◆ WHAT IS ASKED: Go through the records and extract every line with the word "CHANGE".

◆ INFORMATION SUPPLIED:
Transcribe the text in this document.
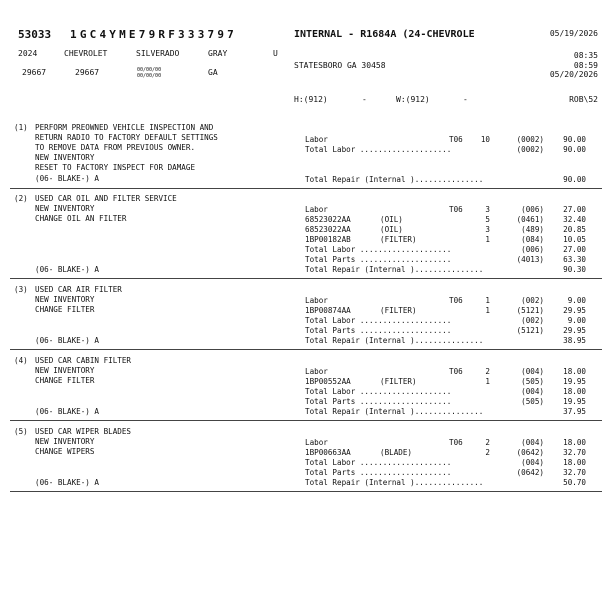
53033 1GC4YME79RF333797	INTERNAL - R1684A (24-CHEVROLE	05/19/2026
2024	CHEVROLET	SILVERADO	GRAY	U	08:35
08:59
05/20/2026
29667	29667	00/00/00
00/00/00	GA
STATESBORO GA 30458
H:(912)	-	W:(912)	-	ROB\52
(1) PERFORM PREOWNED VEHICLE INSPECTION AND
RETURN RADIO TO FACTORY DEFAULT SETTINGS
TO REMOVE DATA FROM PREVIOUS OWNER.
NEW INVENTORY
RESET TO FACTORY INSPECT FOR DAMAGE
(06- BLAKE-) A
Labor	T06 10	(0002)	90.00
Total Labor ....................	(0002)	90.00
Total Repair (Internal )...............	90.00
(2) USED CAR OIL AND FILTER SERVICE
NEW INVENTORY
CHANGE OIL AN FILTER
(06- BLAKE-) A
Labor	T06	3	(006)	27.00
68523022AA	(OIL)	5	(0461)	32.40
68523022AA	(OIL)	3	(489)	20.85
1BP00182AB	(FILTER)	1	(084)	10.05
Total Labor ....................	(006)	27.00
Total Parts ....................	(4013)	63.30
Total Repair (Internal )...............	90.30
(3) USED CAR AIR FILTER
NEW INVENTORY
CHANGE FILTER
(06- BLAKE-) A
Labor	T06	1	(002)	9.00
1BP00874AA	(FILTER)	1	(5121)	29.95
Total Labor ....................	(002)	9.00
Total Parts ....................	(5121)	29.95
Total Repair (Internal )...............	38.95
(4) USED CAR CABIN FILTER
NEW INVENTORY
CHANGE FILTER
(06- BLAKE-) A
Labor	T06	2	(004)	18.00
1BP00552AA	(FILTER)	1	(505)	19.95
Total Labor ....................	(004)	18.00
Total Parts ....................	(505)	19.95
Total Repair (Internal )...............	37.95
(5) USED CAR WIPER BLADES
NEW INVENTORY
CHANGE WIPERS
(06- BLAKE-) A
Labor	T06	2	(004)	18.00
1BP00663AA	(BLADE)	2	(0642)	32.70
Total Labor ....................	(004)	18.00
Total Parts ....................	(0642)	32.70
Total Repair (Internal )...............	50.70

◆ EXERCISE OUTPUT:
CHANGE OIL AN FILTER
CHANGE FILTER
CHANGE FILTER
CHANGE WIPERS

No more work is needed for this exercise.